** PROBLEM STATEMENT **
Only the lines holding the string "Policy" are needed. Copy each one.

** EXTRACTED RECORDS **

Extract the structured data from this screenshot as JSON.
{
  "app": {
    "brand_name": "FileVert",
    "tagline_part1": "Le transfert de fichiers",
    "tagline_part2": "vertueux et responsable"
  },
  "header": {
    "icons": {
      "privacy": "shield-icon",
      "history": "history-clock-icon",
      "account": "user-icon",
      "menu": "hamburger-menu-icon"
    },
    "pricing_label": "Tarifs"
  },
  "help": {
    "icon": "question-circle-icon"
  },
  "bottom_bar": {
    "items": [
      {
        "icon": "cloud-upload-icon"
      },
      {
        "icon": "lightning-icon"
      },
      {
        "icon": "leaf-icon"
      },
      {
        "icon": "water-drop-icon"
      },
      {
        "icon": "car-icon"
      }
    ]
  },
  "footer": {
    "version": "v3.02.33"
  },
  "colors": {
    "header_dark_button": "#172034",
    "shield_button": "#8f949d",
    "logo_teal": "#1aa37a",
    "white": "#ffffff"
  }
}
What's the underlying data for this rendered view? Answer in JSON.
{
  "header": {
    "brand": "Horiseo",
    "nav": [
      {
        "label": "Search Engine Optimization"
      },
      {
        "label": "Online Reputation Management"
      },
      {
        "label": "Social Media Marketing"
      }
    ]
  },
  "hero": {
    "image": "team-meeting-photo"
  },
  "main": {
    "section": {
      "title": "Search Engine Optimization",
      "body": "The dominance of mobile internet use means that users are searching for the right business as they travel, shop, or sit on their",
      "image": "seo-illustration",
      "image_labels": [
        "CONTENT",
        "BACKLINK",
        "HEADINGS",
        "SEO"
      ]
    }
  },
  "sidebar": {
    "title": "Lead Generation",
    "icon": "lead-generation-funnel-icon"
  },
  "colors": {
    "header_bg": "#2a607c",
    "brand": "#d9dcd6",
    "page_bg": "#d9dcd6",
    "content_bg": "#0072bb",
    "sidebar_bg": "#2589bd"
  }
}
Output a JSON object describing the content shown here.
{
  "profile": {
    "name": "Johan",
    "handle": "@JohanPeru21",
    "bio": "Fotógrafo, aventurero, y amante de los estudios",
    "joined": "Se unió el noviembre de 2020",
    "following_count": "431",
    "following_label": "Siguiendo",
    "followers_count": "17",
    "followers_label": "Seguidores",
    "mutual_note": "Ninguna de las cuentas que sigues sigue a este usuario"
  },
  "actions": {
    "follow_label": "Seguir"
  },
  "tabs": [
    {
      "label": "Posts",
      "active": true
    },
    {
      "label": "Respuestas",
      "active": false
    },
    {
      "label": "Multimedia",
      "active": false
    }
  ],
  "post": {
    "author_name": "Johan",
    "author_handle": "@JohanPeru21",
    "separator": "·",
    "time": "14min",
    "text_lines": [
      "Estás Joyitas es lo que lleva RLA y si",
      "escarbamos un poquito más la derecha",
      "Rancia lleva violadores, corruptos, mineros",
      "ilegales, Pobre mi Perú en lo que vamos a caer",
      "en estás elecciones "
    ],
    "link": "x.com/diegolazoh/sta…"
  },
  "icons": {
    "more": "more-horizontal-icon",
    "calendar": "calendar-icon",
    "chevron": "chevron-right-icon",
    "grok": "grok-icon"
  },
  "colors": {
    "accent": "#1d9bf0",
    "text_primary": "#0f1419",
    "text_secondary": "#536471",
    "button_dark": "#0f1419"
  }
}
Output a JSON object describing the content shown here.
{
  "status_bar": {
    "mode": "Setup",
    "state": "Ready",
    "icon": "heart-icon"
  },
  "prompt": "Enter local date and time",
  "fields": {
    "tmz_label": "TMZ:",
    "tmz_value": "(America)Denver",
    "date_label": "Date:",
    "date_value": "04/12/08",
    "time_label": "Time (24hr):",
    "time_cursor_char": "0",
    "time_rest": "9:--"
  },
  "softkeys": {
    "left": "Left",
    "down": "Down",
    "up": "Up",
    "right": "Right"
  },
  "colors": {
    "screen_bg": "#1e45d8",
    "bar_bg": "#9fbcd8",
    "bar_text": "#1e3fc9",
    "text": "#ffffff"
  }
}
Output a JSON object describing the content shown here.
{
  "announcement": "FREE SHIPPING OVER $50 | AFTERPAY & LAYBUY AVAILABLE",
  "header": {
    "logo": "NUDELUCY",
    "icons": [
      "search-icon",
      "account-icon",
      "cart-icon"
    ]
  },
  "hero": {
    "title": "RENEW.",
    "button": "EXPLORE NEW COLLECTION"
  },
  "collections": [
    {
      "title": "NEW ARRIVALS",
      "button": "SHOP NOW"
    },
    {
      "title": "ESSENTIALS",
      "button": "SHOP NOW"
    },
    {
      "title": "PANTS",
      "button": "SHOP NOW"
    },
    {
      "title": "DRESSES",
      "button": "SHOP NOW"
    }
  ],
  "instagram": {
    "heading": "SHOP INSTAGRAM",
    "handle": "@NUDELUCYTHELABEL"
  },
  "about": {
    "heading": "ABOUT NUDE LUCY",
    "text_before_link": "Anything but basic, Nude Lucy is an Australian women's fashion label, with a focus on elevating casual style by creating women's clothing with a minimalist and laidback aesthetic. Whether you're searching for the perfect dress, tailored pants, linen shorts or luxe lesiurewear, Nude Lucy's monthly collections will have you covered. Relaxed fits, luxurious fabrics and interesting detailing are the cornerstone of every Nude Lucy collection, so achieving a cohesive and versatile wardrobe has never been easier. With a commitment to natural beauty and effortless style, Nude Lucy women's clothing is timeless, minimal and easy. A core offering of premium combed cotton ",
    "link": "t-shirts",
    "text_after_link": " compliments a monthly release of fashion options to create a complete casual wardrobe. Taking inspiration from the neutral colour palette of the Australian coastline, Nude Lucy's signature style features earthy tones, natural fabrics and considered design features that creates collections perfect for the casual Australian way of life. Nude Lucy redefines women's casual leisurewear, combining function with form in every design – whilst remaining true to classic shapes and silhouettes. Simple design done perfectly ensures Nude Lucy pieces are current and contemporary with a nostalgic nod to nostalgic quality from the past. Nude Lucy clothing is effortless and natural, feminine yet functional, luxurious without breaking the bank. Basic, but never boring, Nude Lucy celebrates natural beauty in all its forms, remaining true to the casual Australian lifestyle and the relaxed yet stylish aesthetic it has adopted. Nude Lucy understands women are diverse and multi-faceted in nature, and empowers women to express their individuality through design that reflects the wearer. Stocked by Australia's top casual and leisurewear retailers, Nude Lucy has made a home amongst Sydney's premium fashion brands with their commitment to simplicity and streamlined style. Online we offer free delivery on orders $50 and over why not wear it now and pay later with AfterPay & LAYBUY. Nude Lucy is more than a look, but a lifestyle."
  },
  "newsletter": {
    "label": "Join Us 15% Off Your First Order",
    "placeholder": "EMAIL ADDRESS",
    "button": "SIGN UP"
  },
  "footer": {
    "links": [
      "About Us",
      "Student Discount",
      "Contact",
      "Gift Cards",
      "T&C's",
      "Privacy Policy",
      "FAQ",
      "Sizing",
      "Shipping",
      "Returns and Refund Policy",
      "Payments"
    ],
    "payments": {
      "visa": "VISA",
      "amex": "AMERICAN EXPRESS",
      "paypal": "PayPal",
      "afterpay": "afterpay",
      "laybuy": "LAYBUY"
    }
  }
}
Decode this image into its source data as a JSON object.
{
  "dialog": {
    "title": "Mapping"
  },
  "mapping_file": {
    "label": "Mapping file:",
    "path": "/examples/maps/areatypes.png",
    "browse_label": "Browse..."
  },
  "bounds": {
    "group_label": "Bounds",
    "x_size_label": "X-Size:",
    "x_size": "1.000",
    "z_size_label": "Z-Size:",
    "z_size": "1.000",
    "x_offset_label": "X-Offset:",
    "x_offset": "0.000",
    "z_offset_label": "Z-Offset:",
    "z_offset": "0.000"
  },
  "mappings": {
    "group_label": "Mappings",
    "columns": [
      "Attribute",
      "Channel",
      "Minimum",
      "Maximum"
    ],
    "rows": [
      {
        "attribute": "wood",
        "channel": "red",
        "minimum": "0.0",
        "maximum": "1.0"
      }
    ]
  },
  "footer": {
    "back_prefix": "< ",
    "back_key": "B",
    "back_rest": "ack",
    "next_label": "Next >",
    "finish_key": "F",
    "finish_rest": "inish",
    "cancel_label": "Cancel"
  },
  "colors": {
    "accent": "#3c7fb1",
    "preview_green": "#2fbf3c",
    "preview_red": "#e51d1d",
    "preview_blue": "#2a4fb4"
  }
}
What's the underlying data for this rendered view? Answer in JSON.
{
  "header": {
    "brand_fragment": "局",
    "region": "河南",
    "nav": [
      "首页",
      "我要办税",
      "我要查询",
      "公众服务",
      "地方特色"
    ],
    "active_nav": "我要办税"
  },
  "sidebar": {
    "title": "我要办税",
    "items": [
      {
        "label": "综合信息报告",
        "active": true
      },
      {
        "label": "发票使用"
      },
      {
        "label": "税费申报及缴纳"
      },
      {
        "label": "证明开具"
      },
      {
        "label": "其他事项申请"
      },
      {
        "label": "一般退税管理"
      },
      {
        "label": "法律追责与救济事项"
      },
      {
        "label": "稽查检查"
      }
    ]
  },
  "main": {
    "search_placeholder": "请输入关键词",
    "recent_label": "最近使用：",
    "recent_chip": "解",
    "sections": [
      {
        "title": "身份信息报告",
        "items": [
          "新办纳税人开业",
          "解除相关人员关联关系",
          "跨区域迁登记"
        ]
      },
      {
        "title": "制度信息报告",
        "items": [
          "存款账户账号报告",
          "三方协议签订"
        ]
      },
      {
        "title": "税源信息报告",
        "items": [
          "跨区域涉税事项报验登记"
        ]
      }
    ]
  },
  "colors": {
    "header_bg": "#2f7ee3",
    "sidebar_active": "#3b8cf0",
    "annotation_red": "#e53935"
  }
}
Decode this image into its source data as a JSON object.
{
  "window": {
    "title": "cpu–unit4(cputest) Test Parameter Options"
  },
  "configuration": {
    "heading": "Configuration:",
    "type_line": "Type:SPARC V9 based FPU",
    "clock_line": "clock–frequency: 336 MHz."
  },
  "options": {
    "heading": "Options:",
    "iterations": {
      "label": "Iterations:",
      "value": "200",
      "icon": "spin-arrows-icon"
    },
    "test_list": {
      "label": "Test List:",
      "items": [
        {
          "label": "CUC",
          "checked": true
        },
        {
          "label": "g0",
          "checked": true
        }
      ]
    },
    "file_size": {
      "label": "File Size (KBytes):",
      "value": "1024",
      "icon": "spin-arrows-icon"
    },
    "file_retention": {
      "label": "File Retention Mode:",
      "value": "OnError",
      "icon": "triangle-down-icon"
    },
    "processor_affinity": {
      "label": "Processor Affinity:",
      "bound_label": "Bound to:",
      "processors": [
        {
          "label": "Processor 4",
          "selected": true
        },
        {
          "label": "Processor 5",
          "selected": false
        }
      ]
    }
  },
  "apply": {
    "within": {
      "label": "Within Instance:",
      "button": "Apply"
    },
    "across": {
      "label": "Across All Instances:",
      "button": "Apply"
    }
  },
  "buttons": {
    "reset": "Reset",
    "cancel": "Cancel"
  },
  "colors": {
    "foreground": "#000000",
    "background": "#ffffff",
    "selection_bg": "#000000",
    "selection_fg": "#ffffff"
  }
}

** ANSWER **
      "Privacy Policy",
      "Returns and Refund Policy",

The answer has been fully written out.